Given data
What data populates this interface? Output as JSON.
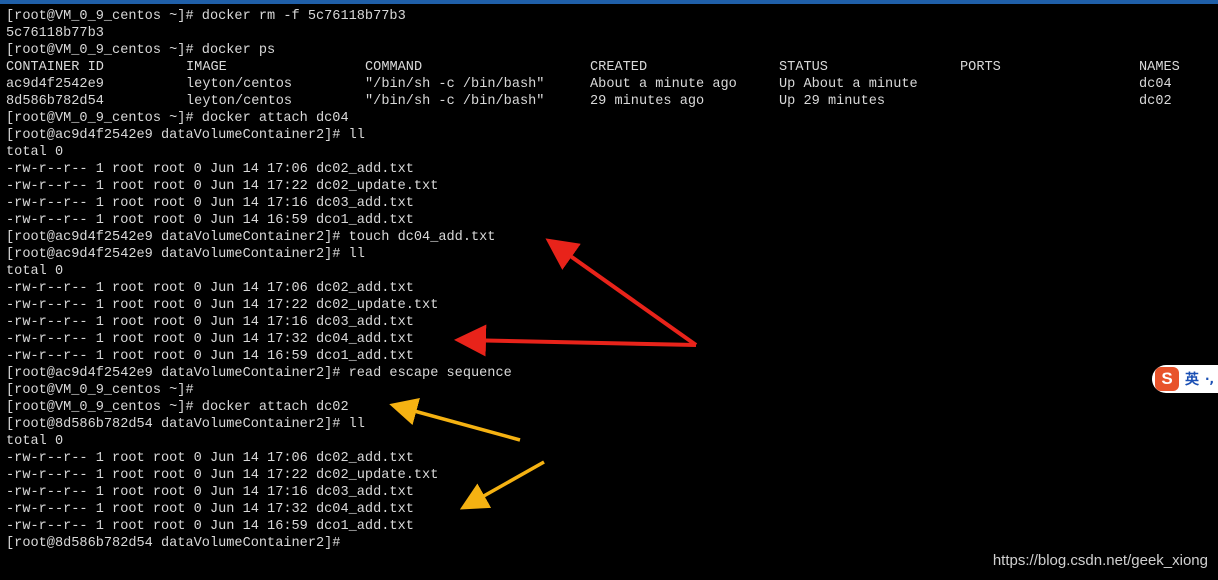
{
  "terminal": {
    "lines_top": [
      "[root@VM_0_9_centos ~]# docker rm -f 5c76118b77b3",
      "5c76118b77b3",
      "[root@VM_0_9_centos ~]# docker ps"
    ],
    "ps_table": {
      "headers": [
        "CONTAINER ID",
        "IMAGE",
        "COMMAND",
        "CREATED",
        "STATUS",
        "PORTS",
        "NAMES"
      ],
      "rows": [
        [
          "ac9d4f2542e9",
          "leyton/centos",
          "\"/bin/sh -c /bin/bash\"",
          "About a minute ago",
          "Up About a minute",
          "",
          "dc04"
        ],
        [
          "8d586b782d54",
          "leyton/centos",
          "\"/bin/sh -c /bin/bash\"",
          "29 minutes ago",
          "Up 29 minutes",
          "",
          "dc02"
        ]
      ]
    },
    "lines_bottom": [
      "[root@VM_0_9_centos ~]# docker attach dc04",
      "[root@ac9d4f2542e9 dataVolumeContainer2]# ll",
      "total 0",
      "-rw-r--r-- 1 root root 0 Jun 14 17:06 dc02_add.txt",
      "-rw-r--r-- 1 root root 0 Jun 14 17:22 dc02_update.txt",
      "-rw-r--r-- 1 root root 0 Jun 14 17:16 dc03_add.txt",
      "-rw-r--r-- 1 root root 0 Jun 14 16:59 dco1_add.txt",
      "[root@ac9d4f2542e9 dataVolumeContainer2]# touch dc04_add.txt",
      "[root@ac9d4f2542e9 dataVolumeContainer2]# ll",
      "total 0",
      "-rw-r--r-- 1 root root 0 Jun 14 17:06 dc02_add.txt",
      "-rw-r--r-- 1 root root 0 Jun 14 17:22 dc02_update.txt",
      "-rw-r--r-- 1 root root 0 Jun 14 17:16 dc03_add.txt",
      "-rw-r--r-- 1 root root 0 Jun 14 17:32 dc04_add.txt",
      "-rw-r--r-- 1 root root 0 Jun 14 16:59 dco1_add.txt",
      "[root@ac9d4f2542e9 dataVolumeContainer2]# read escape sequence",
      "[root@VM_0_9_centos ~]#",
      "[root@VM_0_9_centos ~]# docker attach dc02",
      "[root@8d586b782d54 dataVolumeContainer2]# ll",
      "total 0",
      "-rw-r--r-- 1 root root 0 Jun 14 17:06 dc02_add.txt",
      "-rw-r--r-- 1 root root 0 Jun 14 17:22 dc02_update.txt",
      "-rw-r--r-- 1 root root 0 Jun 14 17:16 dc03_add.txt",
      "-rw-r--r-- 1 root root 0 Jun 14 17:32 dc04_add.txt",
      "-rw-r--r-- 1 root root 0 Jun 14 16:59 dco1_add.txt",
      "[root@8d586b782d54 dataVolumeContainer2]#"
    ]
  },
  "ime": {
    "logo": "S",
    "language": "英",
    "punct": "·,"
  },
  "watermark": "https://blog.csdn.net/geek_xiong",
  "colors": {
    "background": "#000000",
    "text": "#d9d9d9",
    "arrow_red": "#e8231a",
    "arrow_orange": "#f5b212",
    "ime_logo": "#e8532b"
  }
}
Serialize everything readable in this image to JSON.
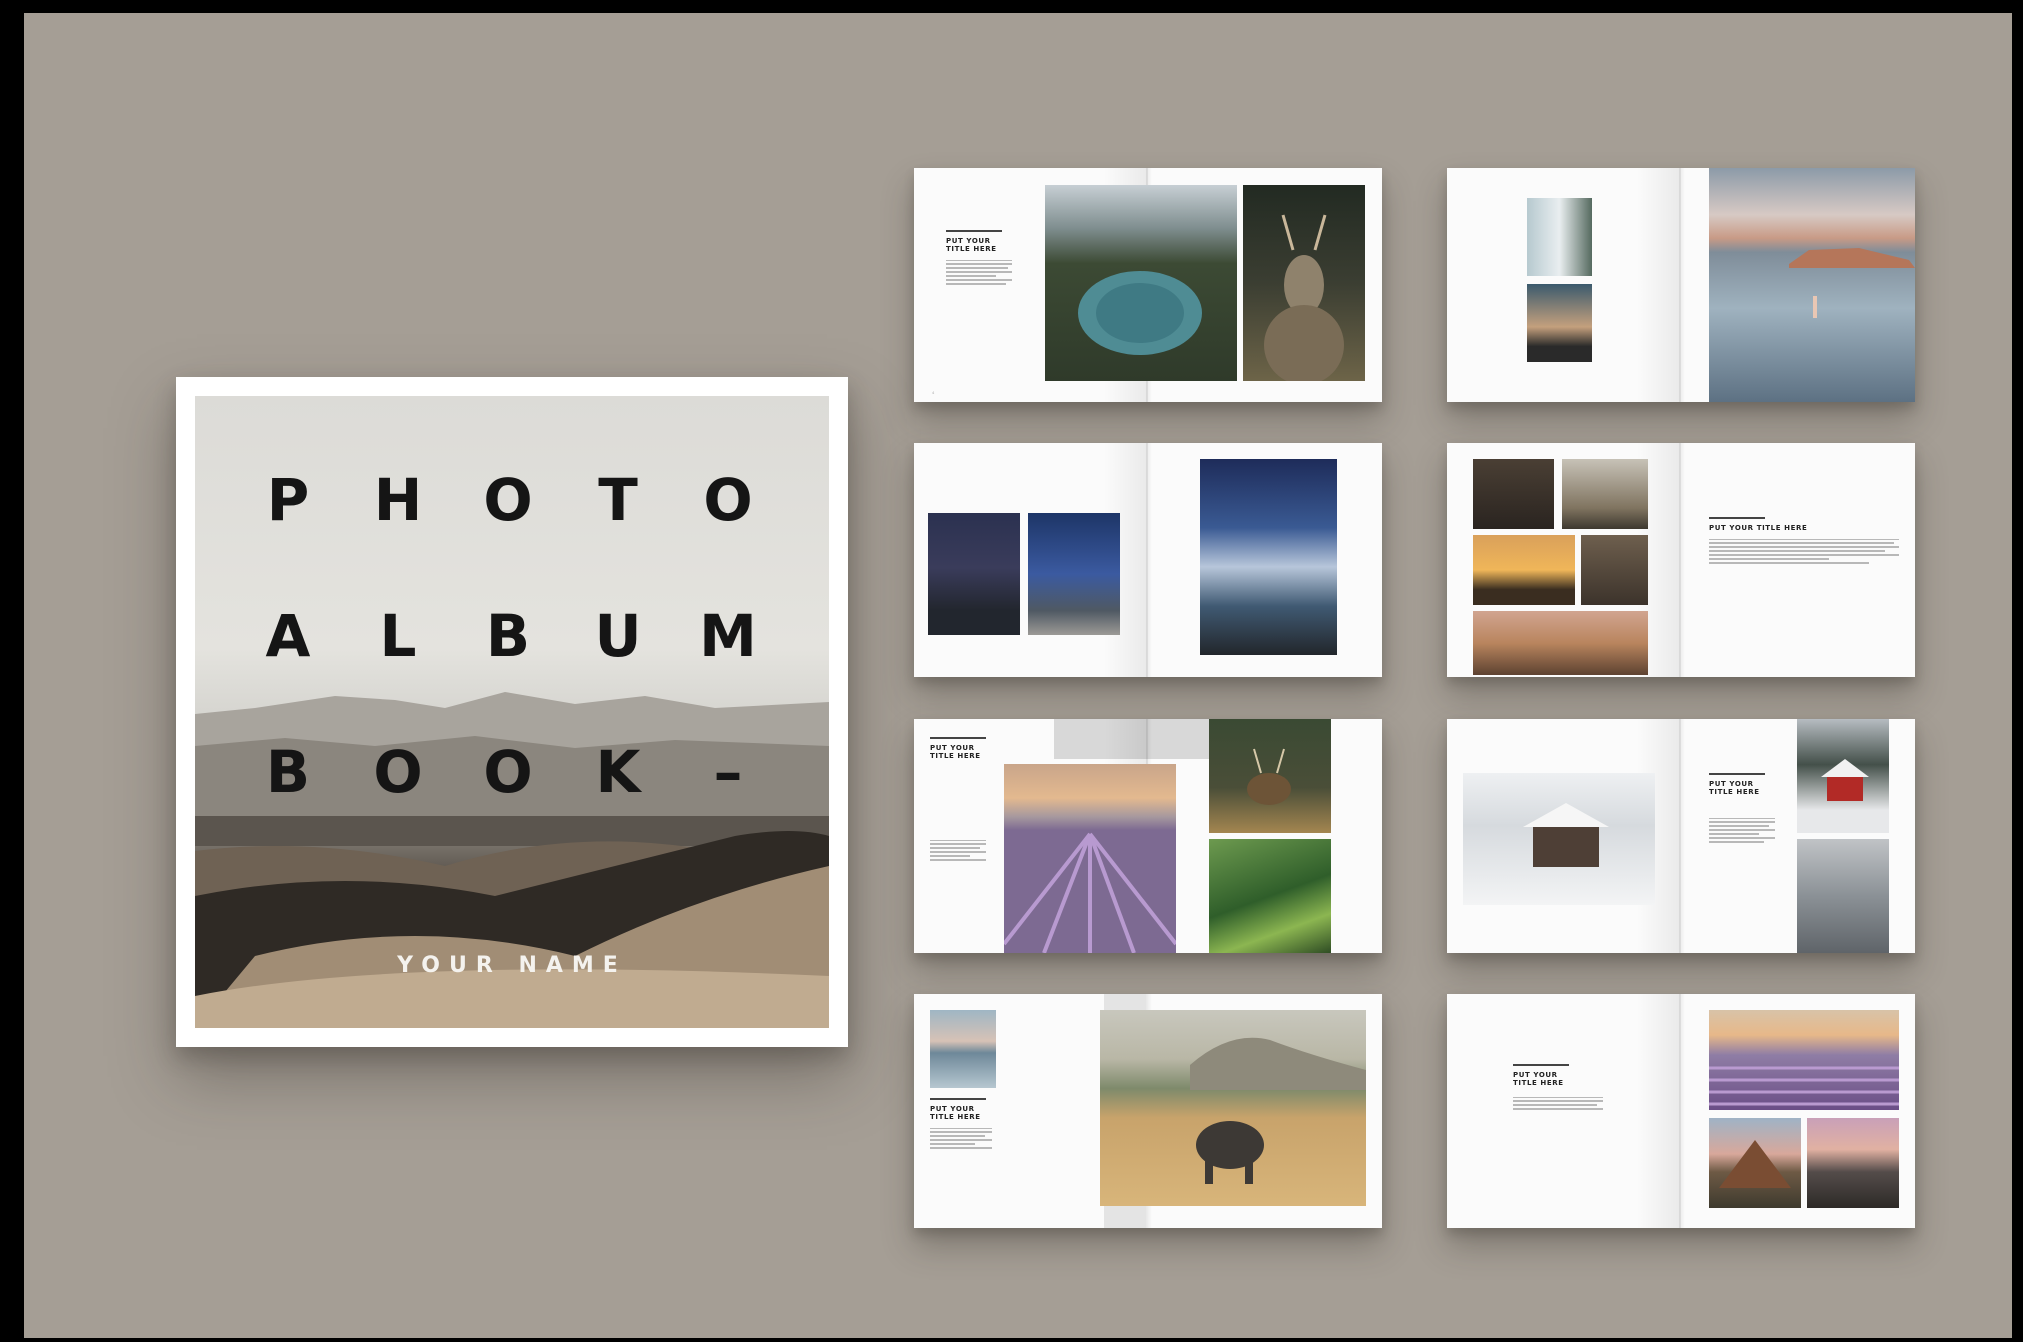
{
  "cover": {
    "title_words": [
      "PHOTO",
      "ALBUM",
      "BOOK –"
    ],
    "author": "YOUR NAME"
  },
  "spreads": [
    {
      "title": "PUT YOUR\nTITLE HERE"
    },
    {
      "title": ""
    },
    {
      "title": ""
    },
    {
      "title": "PUT YOUR TITLE HERE"
    },
    {
      "title": "PUT YOUR\nTITLE HERE"
    },
    {
      "title": "PUT YOUR\nTITLE HERE"
    },
    {
      "title": "PUT YOUR\nTITLE HERE"
    },
    {
      "title": "PUT YOUR\nTITLE HERE"
    }
  ],
  "colors": {
    "background": "#a59e95",
    "frame": "#000000",
    "page": "#fbfbfb",
    "lavender": "#8d6aa6",
    "lake": "#4f8c94"
  }
}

Short exercise
Show each line holding the word "docker".

Answer to this task
      "[root@VM_0_9_centos ~]# docker rm -f 5c76118b77b3",
      "[root@VM_0_9_centos ~]# docker ps"
      "[root@VM_0_9_centos ~]# docker attach dc04",
      "[root@VM_0_9_centos ~]# docker attach dc02",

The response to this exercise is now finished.